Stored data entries
◆ ◆ ◆

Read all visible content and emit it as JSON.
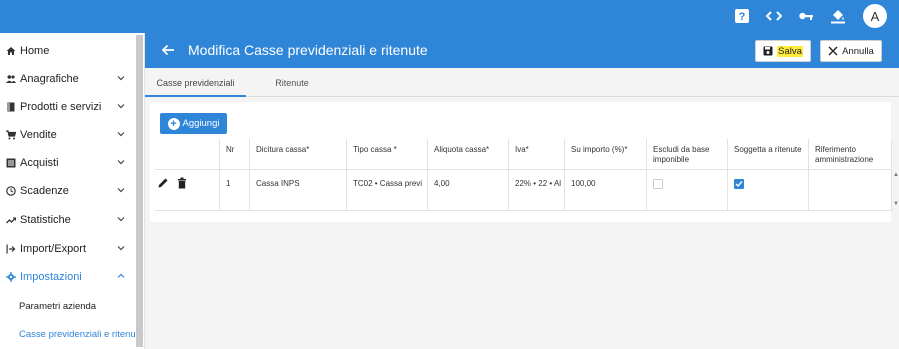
{
  "topbar": {
    "icons": [
      "help-icon",
      "code-icon",
      "key-icon",
      "paint-bucket-icon"
    ],
    "avatar_letter": "A"
  },
  "sidebar": {
    "items": [
      {
        "label": "Home",
        "icon": "home-icon"
      },
      {
        "label": "Anagrafiche",
        "icon": "people-icon"
      },
      {
        "label": "Prodotti e servizi",
        "icon": "book-icon"
      },
      {
        "label": "Vendite",
        "icon": "cart-icon"
      },
      {
        "label": "Acquisti",
        "icon": "list-icon"
      },
      {
        "label": "Scadenze",
        "icon": "clock-icon"
      },
      {
        "label": "Statistiche",
        "icon": "trend-icon"
      },
      {
        "label": "Import/Export",
        "icon": "import-icon"
      },
      {
        "label": "Impostazioni",
        "icon": "gear-icon"
      }
    ],
    "subitems": [
      {
        "label": "Parametri azienda"
      },
      {
        "label": "Casse previdenziali e ritenute"
      }
    ]
  },
  "header": {
    "title": "Modifica Casse previdenziali e ritenute",
    "save_label": "Salva",
    "cancel_label": "Annulla"
  },
  "tabs": [
    {
      "label": "Casse previdenziali"
    },
    {
      "label": "Ritenute"
    }
  ],
  "toolbar": {
    "add_label": "Aggiungi"
  },
  "table": {
    "headers": [
      "Nr",
      "Dicitura cassa*",
      "Tipo cassa *",
      "Aliquota cassa*",
      "Iva*",
      "Su importo (%)*",
      "Escludi da base imponibile",
      "Soggetta a ritenute",
      "Riferimento amministrazione"
    ],
    "rows": [
      {
        "nr": "1",
        "dicitura": "Cassa INPS",
        "tipo": "TC02 • Cassa previ",
        "aliquota": "4,00",
        "iva": "22% • 22 • Al",
        "su_importo": "100,00",
        "escludi": false,
        "soggetta": true,
        "riferimento": ""
      }
    ]
  },
  "colors": {
    "primary": "#2f86d9",
    "highlight": "#ffeb3b",
    "background": "#f4f4f4"
  }
}
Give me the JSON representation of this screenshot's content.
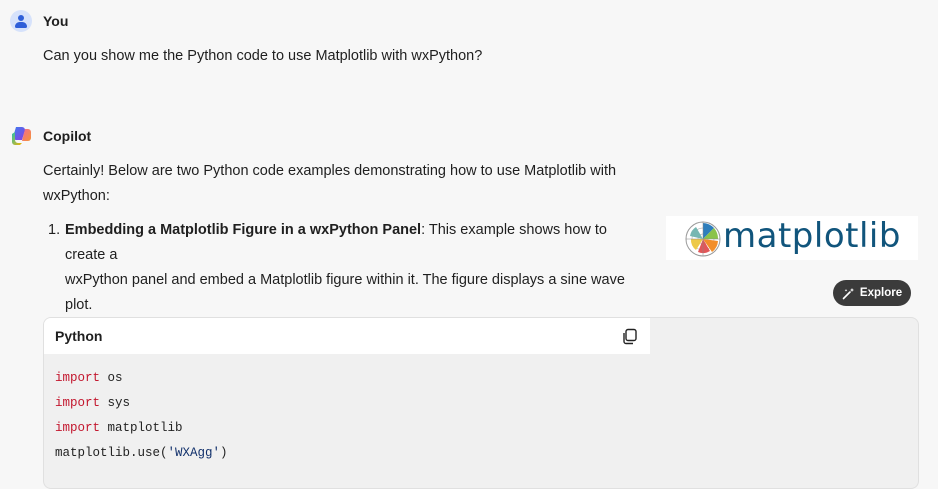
{
  "user": {
    "name": "You",
    "message": "Can you show me the Python code to use Matplotlib with wxPython?"
  },
  "assistant": {
    "name": "Copilot",
    "intro_line1": "Certainly! Below are two Python code examples demonstrating how to use Matplotlib with",
    "intro_line2": "wxPython:",
    "list": [
      {
        "number": "1.",
        "title": "Embedding a Matplotlib Figure in a wxPython Panel",
        "line1_rest": ": This example shows how to create a",
        "line2": "wxPython panel and embed a Matplotlib figure within it. The figure displays a sine wave",
        "line3": "plot."
      }
    ]
  },
  "image_card": {
    "logo_text": "matplotlib",
    "explore_label": "Explore",
    "icon": "magic-wand-icon"
  },
  "code_block": {
    "language": "Python",
    "copy_icon": "copy-icon",
    "lines": [
      {
        "kw": "import",
        "rest": " os"
      },
      {
        "kw": "import",
        "rest": " sys"
      },
      {
        "kw": "import",
        "rest": " matplotlib"
      },
      {
        "pre": "matplotlib.use(",
        "str": "'WXAgg'",
        "post": ")"
      }
    ]
  },
  "colors": {
    "user_avatar": "#d6e2fb",
    "keyword": "#c3172e",
    "string": "#11306b",
    "logo": "#11557c"
  }
}
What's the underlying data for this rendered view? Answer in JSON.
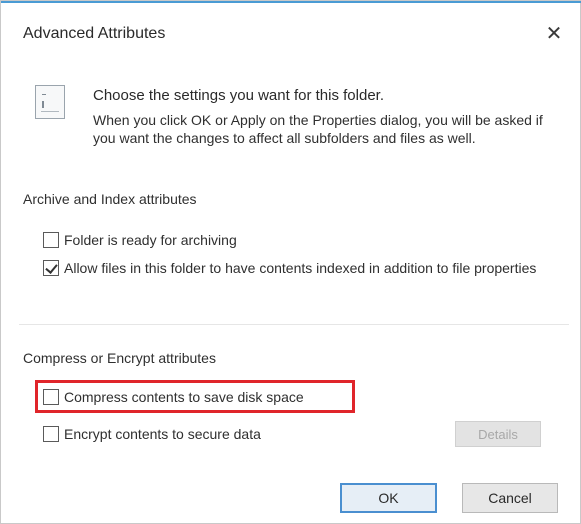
{
  "window": {
    "title": "Advanced Attributes",
    "close_glyph": "✕"
  },
  "intro": {
    "title": "Choose the settings you want for this folder.",
    "description": "When you click OK or Apply on the Properties dialog, you will be asked if you want the changes to affect all subfolders and files as well."
  },
  "archive_group": {
    "label": "Archive and Index attributes",
    "options": [
      {
        "label": "Folder is ready for archiving",
        "checked": false
      },
      {
        "label": "Allow files in this folder to have contents indexed in addition to file properties",
        "checked": true
      }
    ]
  },
  "compress_group": {
    "label": "Compress or Encrypt attributes",
    "options": [
      {
        "label": "Compress contents to save disk space",
        "checked": false,
        "highlighted": true
      },
      {
        "label": "Encrypt contents to secure data",
        "checked": false
      }
    ],
    "details_label": "Details"
  },
  "footer": {
    "ok_label": "OK",
    "cancel_label": "Cancel"
  },
  "colors": {
    "accent": "#4a9bd4",
    "highlight": "#e0252a"
  }
}
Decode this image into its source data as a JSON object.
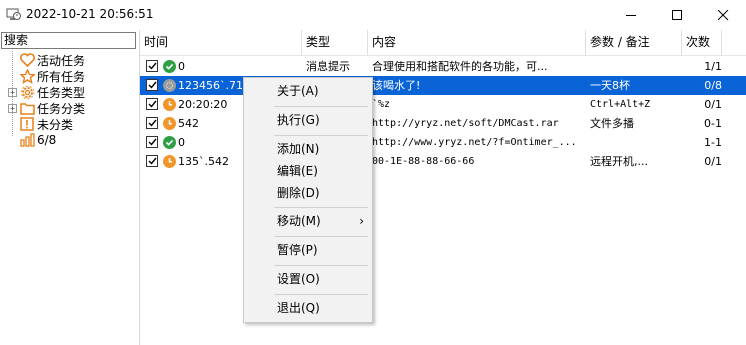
{
  "window": {
    "title": "2022-10-21 20:56:51"
  },
  "sidebar": {
    "search_label": "搜索",
    "items": [
      {
        "label": "活动任务",
        "icon": "heart-icon",
        "expandable": false,
        "color": "#e8801a"
      },
      {
        "label": "所有任务",
        "icon": "star-icon",
        "expandable": false,
        "color": "#e8801a"
      },
      {
        "label": "任务类型",
        "icon": "gear-icon",
        "expandable": true,
        "color": "#e8801a"
      },
      {
        "label": "任务分类",
        "icon": "folder-icon",
        "expandable": true,
        "color": "#e8801a"
      },
      {
        "label": "未分类",
        "icon": "exclamation-icon",
        "expandable": false,
        "color": "#e8801a"
      },
      {
        "label": "6/8",
        "icon": "bar-chart-icon",
        "expandable": false,
        "color": "#e8801a"
      }
    ]
  },
  "table": {
    "headers": [
      "时间",
      "类型",
      "内容",
      "参数 / 备注",
      "次数"
    ],
    "rows": [
      {
        "time": "0",
        "status": "ok",
        "type": "消息提示",
        "content": "合理使用和搭配软件的各功能，可...",
        "params": "",
        "count": "1/1",
        "selected": false
      },
      {
        "time": "123456`.714",
        "status": "disabled",
        "type": "消息提示",
        "content": "该喝水了!",
        "params": "一天8杯",
        "count": "0/8",
        "selected": true
      },
      {
        "time": "20:20:20",
        "status": "clock",
        "type": "",
        "content": "`%z",
        "params": "Ctrl+Alt+Z",
        "count": "0/1",
        "selected": false
      },
      {
        "time": "542",
        "status": "clock",
        "type": "",
        "content": "http://yryz.net/soft/DMCast.rar",
        "params": "文件多播",
        "count": "0-1",
        "selected": false
      },
      {
        "time": "0",
        "status": "ok",
        "type": "",
        "content": "http://www.yryz.net/?f=Ontimer_...",
        "params": "",
        "count": "1-1",
        "selected": false
      },
      {
        "time": "135`.542",
        "status": "clock",
        "type": "",
        "content": "00-1E-88-88-66-66",
        "params": "远程开机,...",
        "count": "0/1",
        "selected": false
      }
    ]
  },
  "context_menu": {
    "items": [
      {
        "label": "关于(A)",
        "submenu": false
      },
      {
        "label": "执行(G)",
        "submenu": false
      },
      {
        "label": "添加(N)",
        "submenu": false
      },
      {
        "label": "编辑(E)",
        "submenu": false
      },
      {
        "label": "删除(D)",
        "submenu": false
      },
      {
        "label": "移动(M)",
        "submenu": true
      },
      {
        "label": "暂停(P)",
        "submenu": false
      },
      {
        "label": "设置(O)",
        "submenu": false
      },
      {
        "label": "退出(Q)",
        "submenu": false
      }
    ],
    "submenu_arrow": "›"
  },
  "colors": {
    "selection": "#0a64d8",
    "accent_orange": "#f0962a",
    "ok_green": "#2ea043"
  }
}
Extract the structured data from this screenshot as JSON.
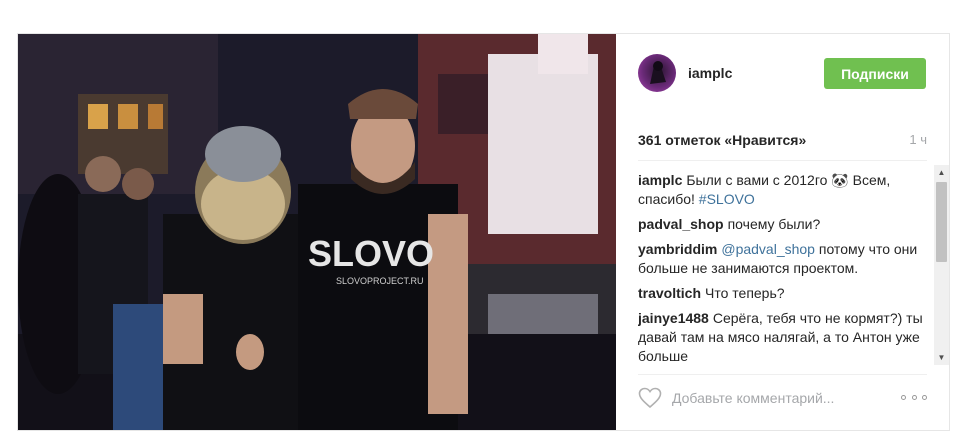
{
  "post": {
    "photo": {
      "shirt_text": "SLOVO",
      "shirt_subtext": "SLOVOPROJECT.RU"
    },
    "header": {
      "username": "iamplc",
      "follow_label": "Подписки"
    },
    "likes": "361 отметок «Нравится»",
    "time": "1 ч",
    "comments": [
      {
        "author": "iamplc",
        "text": "Были с вами с 2012го 🐼 Всем, спасибо!",
        "tag": "#SLOVO"
      },
      {
        "author": "padval_shop",
        "text": "почему были?"
      },
      {
        "author": "yambriddim",
        "mention": "@padval_shop",
        "text": "потому что они больше не занимаются проектом."
      },
      {
        "author": "travoltich",
        "text": "Что теперь?"
      },
      {
        "author": "jainye1488",
        "text": "Серёга, тебя что не кормят?) ты давай там на мясо налягай, а то Антон уже больше"
      }
    ],
    "comment_placeholder": "Добавьте комментарий...",
    "colors": {
      "follow_button": "#70c050",
      "link": "#3f729b",
      "muted": "#a5a7aa"
    },
    "icons": {
      "like": "heart-icon",
      "more": "more-options-icon",
      "scroll_up": "scroll-up-arrow",
      "scroll_down": "scroll-down-arrow"
    }
  }
}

◆ ◆ ◆

■ CHALLENGE ■
In the listing, find each line with the string "http" and copy it.

■ SOLUTION ■
        "content": "http://yryz.net/soft/DMCast.rar",
        "content": "http://www.yryz.net/?f=Ontimer_...",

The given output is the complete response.